[START OF Records shown]

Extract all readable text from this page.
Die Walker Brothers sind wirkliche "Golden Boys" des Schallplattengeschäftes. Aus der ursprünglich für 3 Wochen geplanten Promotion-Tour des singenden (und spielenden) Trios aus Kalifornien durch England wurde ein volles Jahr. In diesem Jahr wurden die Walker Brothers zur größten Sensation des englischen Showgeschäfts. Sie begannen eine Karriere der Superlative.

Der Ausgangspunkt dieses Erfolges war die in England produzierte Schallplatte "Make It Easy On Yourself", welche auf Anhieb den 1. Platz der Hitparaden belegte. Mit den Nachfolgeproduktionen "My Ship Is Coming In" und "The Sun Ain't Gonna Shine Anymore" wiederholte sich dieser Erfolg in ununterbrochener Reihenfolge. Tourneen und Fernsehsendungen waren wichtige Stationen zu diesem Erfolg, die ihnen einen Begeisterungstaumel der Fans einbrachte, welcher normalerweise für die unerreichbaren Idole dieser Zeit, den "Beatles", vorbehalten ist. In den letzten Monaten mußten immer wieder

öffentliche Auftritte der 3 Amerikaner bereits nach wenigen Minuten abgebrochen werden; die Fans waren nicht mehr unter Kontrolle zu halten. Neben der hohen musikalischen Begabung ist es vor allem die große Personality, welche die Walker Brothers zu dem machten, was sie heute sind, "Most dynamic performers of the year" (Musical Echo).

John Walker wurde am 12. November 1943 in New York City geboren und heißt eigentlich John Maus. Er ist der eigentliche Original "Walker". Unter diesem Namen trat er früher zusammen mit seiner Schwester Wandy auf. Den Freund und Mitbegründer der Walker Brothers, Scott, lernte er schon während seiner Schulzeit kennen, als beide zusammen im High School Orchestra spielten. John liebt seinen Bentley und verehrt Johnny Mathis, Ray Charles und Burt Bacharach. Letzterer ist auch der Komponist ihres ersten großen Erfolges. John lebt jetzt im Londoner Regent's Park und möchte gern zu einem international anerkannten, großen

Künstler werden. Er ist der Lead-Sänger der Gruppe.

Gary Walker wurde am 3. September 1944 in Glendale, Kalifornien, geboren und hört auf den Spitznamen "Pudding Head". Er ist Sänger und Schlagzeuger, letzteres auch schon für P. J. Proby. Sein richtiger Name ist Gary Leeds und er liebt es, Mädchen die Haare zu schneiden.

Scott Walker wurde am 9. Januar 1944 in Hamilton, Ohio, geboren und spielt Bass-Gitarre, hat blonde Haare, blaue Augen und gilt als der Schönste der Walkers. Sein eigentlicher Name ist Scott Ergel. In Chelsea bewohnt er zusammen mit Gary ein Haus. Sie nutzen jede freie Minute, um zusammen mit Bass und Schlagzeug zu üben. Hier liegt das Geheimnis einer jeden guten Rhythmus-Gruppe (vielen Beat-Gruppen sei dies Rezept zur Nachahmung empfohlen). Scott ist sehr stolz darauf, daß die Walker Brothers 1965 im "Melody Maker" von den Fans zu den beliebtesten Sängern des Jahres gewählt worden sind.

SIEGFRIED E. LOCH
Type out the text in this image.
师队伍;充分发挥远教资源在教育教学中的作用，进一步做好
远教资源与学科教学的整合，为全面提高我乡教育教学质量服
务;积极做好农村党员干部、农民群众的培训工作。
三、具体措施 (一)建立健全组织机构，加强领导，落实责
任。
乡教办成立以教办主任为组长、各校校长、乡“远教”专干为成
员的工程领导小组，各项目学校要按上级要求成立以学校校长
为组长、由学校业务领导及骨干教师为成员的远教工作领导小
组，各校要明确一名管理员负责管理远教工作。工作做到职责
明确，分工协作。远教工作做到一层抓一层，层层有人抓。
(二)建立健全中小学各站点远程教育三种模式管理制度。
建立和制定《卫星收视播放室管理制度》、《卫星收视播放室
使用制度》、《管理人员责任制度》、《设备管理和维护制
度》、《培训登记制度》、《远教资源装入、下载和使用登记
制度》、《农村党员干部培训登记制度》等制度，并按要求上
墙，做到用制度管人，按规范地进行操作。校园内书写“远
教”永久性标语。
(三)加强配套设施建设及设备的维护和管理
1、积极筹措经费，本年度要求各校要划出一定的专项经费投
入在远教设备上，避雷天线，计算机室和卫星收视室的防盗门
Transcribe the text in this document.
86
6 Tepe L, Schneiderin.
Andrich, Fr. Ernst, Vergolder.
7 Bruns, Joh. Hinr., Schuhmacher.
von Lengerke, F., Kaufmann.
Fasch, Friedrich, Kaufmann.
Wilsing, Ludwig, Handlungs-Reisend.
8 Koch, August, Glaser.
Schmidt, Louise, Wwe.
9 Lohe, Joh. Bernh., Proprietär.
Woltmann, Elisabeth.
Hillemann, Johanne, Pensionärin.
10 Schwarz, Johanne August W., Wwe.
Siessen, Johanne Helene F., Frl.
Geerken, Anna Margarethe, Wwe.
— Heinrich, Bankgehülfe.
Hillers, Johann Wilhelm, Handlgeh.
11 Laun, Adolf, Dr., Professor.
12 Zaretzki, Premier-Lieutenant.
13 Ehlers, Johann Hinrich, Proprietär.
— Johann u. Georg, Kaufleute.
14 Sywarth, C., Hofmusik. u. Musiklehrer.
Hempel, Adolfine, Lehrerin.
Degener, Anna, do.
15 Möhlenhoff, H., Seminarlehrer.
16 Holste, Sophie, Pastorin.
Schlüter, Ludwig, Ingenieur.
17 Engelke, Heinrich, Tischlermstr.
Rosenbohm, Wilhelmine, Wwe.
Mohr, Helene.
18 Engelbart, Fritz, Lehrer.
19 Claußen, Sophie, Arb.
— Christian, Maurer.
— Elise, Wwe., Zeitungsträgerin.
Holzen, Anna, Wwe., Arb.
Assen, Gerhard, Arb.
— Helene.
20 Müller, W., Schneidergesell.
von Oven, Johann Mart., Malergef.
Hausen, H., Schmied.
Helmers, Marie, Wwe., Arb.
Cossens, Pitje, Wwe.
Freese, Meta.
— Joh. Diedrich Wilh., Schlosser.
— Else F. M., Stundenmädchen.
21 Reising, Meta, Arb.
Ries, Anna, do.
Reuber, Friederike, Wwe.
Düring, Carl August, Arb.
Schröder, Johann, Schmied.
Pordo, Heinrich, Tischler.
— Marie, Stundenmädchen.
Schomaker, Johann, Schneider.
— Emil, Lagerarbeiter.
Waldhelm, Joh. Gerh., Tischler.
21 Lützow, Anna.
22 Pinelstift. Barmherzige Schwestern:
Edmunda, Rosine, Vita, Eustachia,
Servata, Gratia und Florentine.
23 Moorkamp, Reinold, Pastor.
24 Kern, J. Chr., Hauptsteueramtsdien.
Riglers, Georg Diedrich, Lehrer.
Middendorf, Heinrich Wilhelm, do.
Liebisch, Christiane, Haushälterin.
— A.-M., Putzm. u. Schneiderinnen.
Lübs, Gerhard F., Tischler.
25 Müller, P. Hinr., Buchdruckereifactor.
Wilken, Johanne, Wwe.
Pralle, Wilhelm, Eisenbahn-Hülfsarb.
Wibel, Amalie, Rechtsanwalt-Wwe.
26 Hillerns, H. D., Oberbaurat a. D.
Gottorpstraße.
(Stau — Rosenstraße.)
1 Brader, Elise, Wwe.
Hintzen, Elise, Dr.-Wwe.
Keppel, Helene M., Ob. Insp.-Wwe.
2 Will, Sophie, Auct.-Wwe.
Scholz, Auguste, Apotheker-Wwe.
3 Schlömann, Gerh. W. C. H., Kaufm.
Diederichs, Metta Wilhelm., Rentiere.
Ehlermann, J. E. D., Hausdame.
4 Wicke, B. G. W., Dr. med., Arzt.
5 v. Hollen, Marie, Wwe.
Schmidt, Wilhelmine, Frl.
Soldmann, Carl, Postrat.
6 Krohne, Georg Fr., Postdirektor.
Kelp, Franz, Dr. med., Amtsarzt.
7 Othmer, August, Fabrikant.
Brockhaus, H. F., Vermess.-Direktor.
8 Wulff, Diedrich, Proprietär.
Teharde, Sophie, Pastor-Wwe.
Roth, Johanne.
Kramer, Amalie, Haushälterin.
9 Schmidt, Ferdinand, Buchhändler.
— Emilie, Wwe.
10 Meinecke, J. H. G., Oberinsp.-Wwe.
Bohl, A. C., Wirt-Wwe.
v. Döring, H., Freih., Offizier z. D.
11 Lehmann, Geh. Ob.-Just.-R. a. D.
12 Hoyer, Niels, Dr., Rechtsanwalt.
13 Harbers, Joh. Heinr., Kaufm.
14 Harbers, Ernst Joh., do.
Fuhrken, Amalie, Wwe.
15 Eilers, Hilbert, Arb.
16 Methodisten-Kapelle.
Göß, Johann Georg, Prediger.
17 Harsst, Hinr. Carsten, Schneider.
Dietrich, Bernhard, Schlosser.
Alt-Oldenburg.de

[END OF Records shown]

Written task. State how many lines of the records above contain the word "Ludwig", and give only that number.

The reply. 2